> Task requirements
Copy the data below, swapping each "Patent image size" for "Drawing dimensions" and leaving everything else untouched.

> Records for processing

※ ※ ※

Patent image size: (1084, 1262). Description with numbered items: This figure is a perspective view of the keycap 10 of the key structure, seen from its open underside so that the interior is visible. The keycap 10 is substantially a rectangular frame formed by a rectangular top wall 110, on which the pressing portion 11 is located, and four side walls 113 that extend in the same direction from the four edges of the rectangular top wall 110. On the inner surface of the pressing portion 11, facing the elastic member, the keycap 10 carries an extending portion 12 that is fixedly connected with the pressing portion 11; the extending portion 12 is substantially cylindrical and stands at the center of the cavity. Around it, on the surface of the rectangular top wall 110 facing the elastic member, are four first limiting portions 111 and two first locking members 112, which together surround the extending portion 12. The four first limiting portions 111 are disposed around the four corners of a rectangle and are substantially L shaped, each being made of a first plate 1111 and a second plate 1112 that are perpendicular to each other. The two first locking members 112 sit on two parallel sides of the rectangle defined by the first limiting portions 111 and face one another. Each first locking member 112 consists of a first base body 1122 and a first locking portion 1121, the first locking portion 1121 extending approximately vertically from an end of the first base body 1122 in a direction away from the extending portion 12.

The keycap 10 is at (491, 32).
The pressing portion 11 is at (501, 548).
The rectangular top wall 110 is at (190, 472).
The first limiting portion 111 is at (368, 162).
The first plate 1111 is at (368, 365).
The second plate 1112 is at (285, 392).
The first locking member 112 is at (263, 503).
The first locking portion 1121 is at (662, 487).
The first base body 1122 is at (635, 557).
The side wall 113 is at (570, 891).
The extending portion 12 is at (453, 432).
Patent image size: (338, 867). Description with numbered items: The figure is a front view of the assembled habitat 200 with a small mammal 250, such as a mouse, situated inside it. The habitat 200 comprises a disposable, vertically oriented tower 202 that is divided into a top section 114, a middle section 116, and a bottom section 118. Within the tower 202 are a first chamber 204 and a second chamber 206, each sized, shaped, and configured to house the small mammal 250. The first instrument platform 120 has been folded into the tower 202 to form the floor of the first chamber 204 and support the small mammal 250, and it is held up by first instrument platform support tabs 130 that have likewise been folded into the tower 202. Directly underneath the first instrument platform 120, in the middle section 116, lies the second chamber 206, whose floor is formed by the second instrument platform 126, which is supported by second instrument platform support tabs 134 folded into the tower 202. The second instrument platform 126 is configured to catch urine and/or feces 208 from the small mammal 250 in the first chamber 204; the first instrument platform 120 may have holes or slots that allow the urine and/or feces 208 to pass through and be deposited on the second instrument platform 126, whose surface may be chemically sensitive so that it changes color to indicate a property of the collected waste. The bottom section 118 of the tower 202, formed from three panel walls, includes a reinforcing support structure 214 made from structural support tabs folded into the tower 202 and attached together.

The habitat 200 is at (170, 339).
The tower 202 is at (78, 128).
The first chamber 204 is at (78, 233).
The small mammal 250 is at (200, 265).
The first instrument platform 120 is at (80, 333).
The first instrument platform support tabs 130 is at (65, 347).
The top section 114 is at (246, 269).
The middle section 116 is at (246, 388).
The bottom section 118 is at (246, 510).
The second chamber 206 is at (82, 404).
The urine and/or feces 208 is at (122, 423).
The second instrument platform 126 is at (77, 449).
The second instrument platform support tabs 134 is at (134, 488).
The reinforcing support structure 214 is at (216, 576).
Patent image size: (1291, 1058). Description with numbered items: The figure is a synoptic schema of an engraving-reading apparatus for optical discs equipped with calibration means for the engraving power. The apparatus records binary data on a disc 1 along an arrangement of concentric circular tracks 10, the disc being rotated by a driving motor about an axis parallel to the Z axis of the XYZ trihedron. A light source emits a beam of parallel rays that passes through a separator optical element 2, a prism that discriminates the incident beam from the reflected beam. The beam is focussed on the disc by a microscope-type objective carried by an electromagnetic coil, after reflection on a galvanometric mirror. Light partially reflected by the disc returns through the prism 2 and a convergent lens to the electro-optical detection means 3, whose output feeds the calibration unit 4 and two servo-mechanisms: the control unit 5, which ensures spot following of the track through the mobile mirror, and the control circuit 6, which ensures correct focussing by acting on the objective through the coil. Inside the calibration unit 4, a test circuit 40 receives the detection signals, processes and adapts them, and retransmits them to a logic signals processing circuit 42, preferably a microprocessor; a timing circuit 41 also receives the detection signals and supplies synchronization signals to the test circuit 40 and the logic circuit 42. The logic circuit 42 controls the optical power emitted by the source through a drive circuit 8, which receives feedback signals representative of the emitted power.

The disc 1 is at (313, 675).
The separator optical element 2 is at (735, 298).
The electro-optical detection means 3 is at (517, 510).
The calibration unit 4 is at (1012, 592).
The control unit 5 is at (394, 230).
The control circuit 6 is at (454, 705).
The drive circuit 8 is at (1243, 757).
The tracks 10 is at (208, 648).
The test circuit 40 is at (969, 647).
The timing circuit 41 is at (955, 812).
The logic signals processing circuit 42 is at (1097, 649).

※ ※ ※

> Exercise response
Drawing dimensions: (1084, 1262). Description with numbered items: This figure is a perspective view of the keycap 10 of the key structure, seen from its open underside so that the interior is visible. The keycap 10 is substantially a rectangular frame formed by a rectangular top wall 110, on which the pressing portion 11 is located, and four side walls 113 that extend in the same direction from the four edges of the rectangular top wall 110. On the inner surface of the pressing portion 11, facing the elastic member, the keycap 10 carries an extending portion 12 that is fixedly connected with the pressing portion 11; the extending portion 12 is substantially cylindrical and stands at the center of the cavity. Around it, on the surface of the rectangular top wall 110 facing the elastic member, are four first limiting portions 111 and two first locking members 112, which together surround the extending portion 12. The four first limiting portions 111 are disposed around the four corners of a rectangle and are substantially L shaped, each being made of a first plate 1111 and a second plate 1112 that are perpendicular to each other. The two first locking members 112 sit on two parallel sides of the rectangle defined by the first limiting portions 111 and face one another. Each first locking member 112 consists of a first base body 1122 and a first locking portion 1121, the first locking portion 1121 extending approximately vertically from an end of the first base body 1122 in a direction away from the extending portion 12.

The keycap 10 is at (491, 32).
The pressing portion 11 is at (501, 548).
The rectangular top wall 110 is at (190, 472).
The first limiting portion 111 is at (368, 162).
The first plate 1111 is at (368, 365).
The second plate 1112 is at (285, 392).
The first locking member 112 is at (263, 503).
The first locking portion 1121 is at (662, 487).
The first base body 1122 is at (635, 557).
The side wall 113 is at (570, 891).
The extending portion 12 is at (453, 432).
Drawing dimensions: (338, 867). Description with numbered items: The figure is a front view of the assembled habitat 200 with a small mammal 250, such as a mouse, situated inside it. The habitat 200 comprises a disposable, vertically oriented tower 202 that is divided into a top section 114, a middle section 116, and a bottom section 118. Within the tower 202 are a first chamber 204 and a second chamber 206, each sized, shaped, and configured to house the small mammal 250. The first instrument platform 120 has been folded into the tower 202 to form the floor of the first chamber 204 and support the small mammal 250, and it is held up by first instrument platform support tabs 130 that have likewise been folded into the tower 202. Directly underneath the first instrument platform 120, in the middle section 116, lies the second chamber 206, whose floor is formed by the second instrument platform 126, which is supported by second instrument platform support tabs 134 folded into the tower 202. The second instrument platform 126 is configured to catch urine and/or feces 208 from the small mammal 250 in the first chamber 204; the first instrument platform 120 may have holes or slots that allow the urine and/or feces 208 to pass through and be deposited on the second instrument platform 126, whose surface may be chemically sensitive so that it changes color to indicate a property of the collected waste. The bottom section 118 of the tower 202, formed from three panel walls, includes a reinforcing support structure 214 made from structural support tabs folded into the tower 202 and attached together.

The habitat 200 is at (170, 339).
The tower 202 is at (78, 128).
The first chamber 204 is at (78, 233).
The small mammal 250 is at (200, 265).
The first instrument platform 120 is at (80, 333).
The first instrument platform support tabs 130 is at (65, 347).
The top section 114 is at (246, 269).
The middle section 116 is at (246, 388).
The bottom section 118 is at (246, 510).
The second chamber 206 is at (82, 404).
The urine and/or feces 208 is at (122, 423).
The second instrument platform 126 is at (77, 449).
The second instrument platform support tabs 134 is at (134, 488).
The reinforcing support structure 214 is at (216, 576).
Drawing dimensions: (1291, 1058). Description with numbered items: The figure is a synoptic schema of an engraving-reading apparatus for optical discs equipped with calibration means for the engraving power. The apparatus records binary data on a disc 1 along an arrangement of concentric circular tracks 10, the disc being rotated by a driving motor about an axis parallel to the Z axis of the XYZ trihedron. A light source emits a beam of parallel rays that passes through a separator optical element 2, a prism that discriminates the incident beam from the reflected beam. The beam is focussed on the disc by a microscope-type objective carried by an electromagnetic coil, after reflection on a galvanometric mirror. Light partially reflected by the disc returns through the prism 2 and a convergent lens to the electro-optical detection means 3, whose output feeds the calibration unit 4 and two servo-mechanisms: the control unit 5, which ensures spot following of the track through the mobile mirror, and the control circuit 6, which ensures correct focussing by acting on the objective through the coil. Inside the calibration unit 4, a test circuit 40 receives the detection signals, processes and adapts them, and retransmits them to a logic signals processing circuit 42, preferably a microprocessor; a timing circuit 41 also receives the detection signals and supplies synchronization signals to the test circuit 40 and the logic circuit 42. The logic circuit 42 controls the optical power emitted by the source through a drive circuit 8, which receives feedback signals representative of the emitted power.

The disc 1 is at (313, 675).
The separator optical element 2 is at (735, 298).
The electro-optical detection means 3 is at (517, 510).
The calibration unit 4 is at (1012, 592).
The control unit 5 is at (394, 230).
The control circuit 6 is at (454, 705).
The drive circuit 8 is at (1243, 757).
The tracks 10 is at (208, 648).
The test circuit 40 is at (969, 647).
The timing circuit 41 is at (955, 812).
The logic signals processing circuit 42 is at (1097, 649).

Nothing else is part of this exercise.